----- Records provided
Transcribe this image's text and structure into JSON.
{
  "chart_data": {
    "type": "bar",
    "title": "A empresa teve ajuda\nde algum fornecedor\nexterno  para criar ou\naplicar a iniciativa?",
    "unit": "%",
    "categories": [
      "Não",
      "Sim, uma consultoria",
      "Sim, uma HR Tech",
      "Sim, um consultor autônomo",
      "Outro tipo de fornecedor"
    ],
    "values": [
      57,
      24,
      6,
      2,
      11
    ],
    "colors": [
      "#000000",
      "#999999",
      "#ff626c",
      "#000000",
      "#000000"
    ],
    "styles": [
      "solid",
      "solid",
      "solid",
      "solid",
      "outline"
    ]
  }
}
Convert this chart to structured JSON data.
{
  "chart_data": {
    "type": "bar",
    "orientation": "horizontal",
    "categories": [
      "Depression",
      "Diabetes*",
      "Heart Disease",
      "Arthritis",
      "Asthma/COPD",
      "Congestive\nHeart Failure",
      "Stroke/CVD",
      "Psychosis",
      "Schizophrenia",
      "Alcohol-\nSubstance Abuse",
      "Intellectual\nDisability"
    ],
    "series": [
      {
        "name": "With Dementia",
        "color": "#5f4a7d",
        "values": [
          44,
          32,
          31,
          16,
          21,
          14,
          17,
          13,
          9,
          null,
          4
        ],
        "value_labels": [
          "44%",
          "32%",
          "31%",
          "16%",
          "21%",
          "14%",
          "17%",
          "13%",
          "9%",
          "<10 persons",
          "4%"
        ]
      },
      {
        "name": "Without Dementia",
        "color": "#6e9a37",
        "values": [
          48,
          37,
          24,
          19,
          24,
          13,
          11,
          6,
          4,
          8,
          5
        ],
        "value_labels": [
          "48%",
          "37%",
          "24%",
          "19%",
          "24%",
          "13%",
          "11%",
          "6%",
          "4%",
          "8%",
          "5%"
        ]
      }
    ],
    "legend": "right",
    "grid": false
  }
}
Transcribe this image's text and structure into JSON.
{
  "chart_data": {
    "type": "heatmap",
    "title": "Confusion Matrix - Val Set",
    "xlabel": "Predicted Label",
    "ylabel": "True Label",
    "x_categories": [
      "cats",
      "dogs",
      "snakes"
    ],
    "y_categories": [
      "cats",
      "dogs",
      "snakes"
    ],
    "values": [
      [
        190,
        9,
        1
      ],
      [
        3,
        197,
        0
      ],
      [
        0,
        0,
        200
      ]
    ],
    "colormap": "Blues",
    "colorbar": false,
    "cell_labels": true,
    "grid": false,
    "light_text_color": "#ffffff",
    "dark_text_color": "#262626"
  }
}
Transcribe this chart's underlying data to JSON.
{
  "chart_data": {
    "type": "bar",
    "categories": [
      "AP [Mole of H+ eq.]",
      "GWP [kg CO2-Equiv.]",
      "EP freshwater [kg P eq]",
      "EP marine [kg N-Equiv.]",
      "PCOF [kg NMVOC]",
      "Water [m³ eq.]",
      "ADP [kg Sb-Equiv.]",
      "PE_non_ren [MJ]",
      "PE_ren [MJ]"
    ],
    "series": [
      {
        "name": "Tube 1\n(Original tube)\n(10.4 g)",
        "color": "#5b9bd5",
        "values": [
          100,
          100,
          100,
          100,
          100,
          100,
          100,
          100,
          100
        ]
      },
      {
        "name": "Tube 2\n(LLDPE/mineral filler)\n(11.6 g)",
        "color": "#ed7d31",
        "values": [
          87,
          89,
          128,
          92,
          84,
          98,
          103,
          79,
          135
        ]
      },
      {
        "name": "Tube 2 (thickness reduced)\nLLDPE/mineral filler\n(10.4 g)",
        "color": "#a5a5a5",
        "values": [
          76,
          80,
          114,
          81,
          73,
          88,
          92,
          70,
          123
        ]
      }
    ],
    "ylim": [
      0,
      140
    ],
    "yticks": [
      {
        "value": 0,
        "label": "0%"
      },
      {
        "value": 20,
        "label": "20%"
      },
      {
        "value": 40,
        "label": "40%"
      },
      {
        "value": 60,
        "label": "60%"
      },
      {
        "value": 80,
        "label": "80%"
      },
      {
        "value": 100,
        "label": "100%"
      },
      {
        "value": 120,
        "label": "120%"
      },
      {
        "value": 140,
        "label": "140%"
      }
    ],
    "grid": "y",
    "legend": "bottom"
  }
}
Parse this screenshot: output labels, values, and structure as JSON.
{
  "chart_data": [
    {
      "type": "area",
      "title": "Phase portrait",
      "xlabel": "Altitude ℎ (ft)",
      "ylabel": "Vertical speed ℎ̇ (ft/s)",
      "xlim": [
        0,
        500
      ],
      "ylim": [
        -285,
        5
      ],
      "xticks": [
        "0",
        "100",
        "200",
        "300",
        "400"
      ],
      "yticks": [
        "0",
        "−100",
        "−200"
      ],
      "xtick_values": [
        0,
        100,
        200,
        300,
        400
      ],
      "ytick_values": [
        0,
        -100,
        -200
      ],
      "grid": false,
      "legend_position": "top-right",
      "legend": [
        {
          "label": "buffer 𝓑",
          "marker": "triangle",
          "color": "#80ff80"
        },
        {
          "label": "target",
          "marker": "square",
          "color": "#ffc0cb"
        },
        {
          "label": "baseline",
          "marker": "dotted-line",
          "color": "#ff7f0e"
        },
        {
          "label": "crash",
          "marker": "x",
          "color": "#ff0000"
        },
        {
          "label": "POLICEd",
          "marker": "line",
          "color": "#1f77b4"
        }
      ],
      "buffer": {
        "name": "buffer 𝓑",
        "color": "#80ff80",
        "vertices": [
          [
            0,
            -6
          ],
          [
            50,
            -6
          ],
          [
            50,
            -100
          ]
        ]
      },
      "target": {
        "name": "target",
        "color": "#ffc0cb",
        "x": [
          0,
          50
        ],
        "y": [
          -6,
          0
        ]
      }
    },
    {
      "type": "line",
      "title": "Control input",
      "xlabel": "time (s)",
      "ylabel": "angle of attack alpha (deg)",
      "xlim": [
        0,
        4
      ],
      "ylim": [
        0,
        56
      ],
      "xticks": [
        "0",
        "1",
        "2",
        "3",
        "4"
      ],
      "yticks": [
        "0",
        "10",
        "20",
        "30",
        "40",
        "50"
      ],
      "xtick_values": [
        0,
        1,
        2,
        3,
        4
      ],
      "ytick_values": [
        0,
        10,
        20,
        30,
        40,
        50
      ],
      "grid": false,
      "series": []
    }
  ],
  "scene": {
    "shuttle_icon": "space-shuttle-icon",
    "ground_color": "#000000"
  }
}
----------
Task brief:
All lines above with "right" in them should be returned.

Solution:
    "legend": "right",
      "legend_position": "top-right",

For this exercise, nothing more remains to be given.